Task instructions. Each entry below must be repeated exactly, with pictures left out.

## begin Provided information

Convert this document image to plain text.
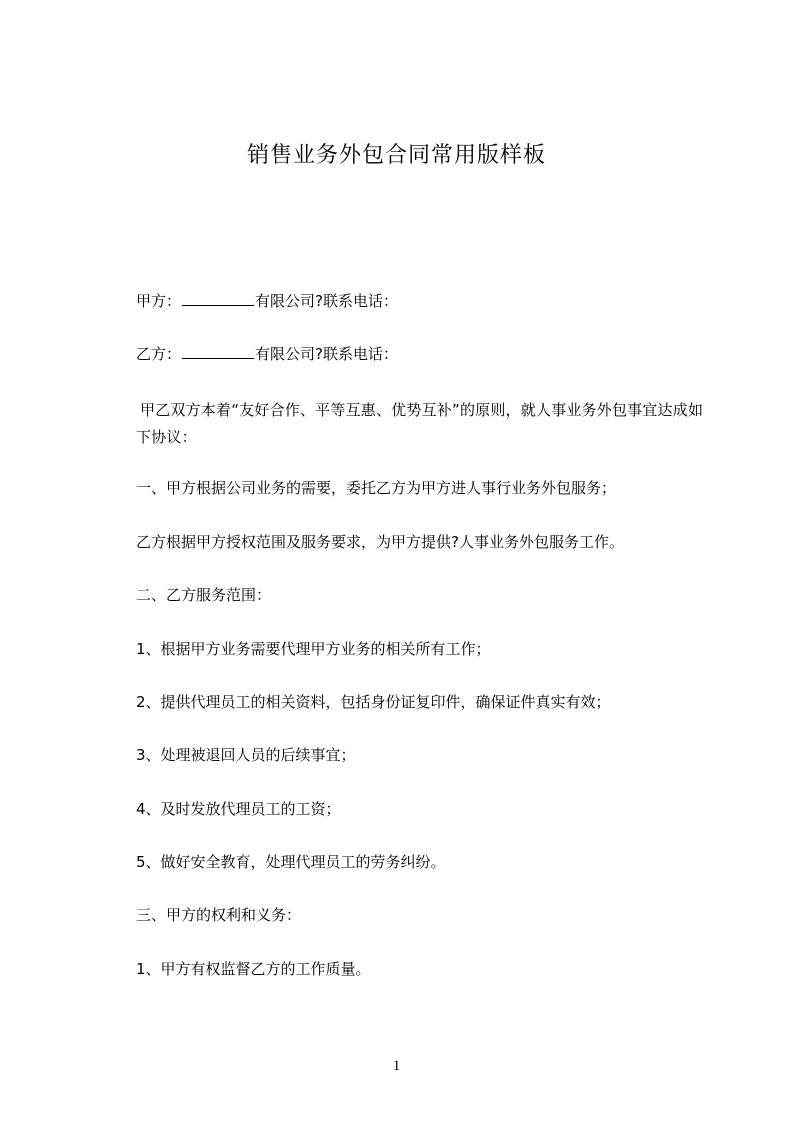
销售业务外包合同常用版样板
甲方：	有限公司?联系电话：
乙方：	有限公司?联系电话：
甲乙双方本着“友好合作、平等互惠、优势互补”的原则，就人事业务外包事宜达成如下协议：
一、甲方根据公司业务的需要，委托乙方为甲方进人事行业务外包服务；
乙方根据甲方授权范围及服务要求，为甲方提供?人事业务外包服务工作。
二、乙方服务范围：
1、根据甲方业务需要代理甲方业务的相关所有工作；
2、提供代理员工的相关资料，包括身份证复印件，确保证件真实有效；
3、处理被退回人员的后续事宜；
4、及时发放代理员工的工资；
5、做好安全教育，处理代理员工的劳务纠纷。
三、甲方的权利和义务：
1、甲方有权监督乙方的工作质量。
1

## end Provided information

Output below.
Convert this document image to plain text.
销售业务外包合同常用版样板
甲方：	有限公司?联系电话：
乙方：	有限公司?联系电话：
甲乙双方本着“友好合作、平等互惠、优势互补”的原则，就人事业务外包事宜达成如下协议：
一、甲方根据公司业务的需要，委托乙方为甲方进人事行业务外包服务；
乙方根据甲方授权范围及服务要求，为甲方提供?人事业务外包服务工作。
二、乙方服务范围：
1、根据甲方业务需要代理甲方业务的相关所有工作；
2、提供代理员工的相关资料，包括身份证复印件，确保证件真实有效；
3、处理被退回人员的后续事宜；
4、及时发放代理员工的工资；
5、做好安全教育，处理代理员工的劳务纠纷。
三、甲方的权利和义务：
1、甲方有权监督乙方的工作质量。
1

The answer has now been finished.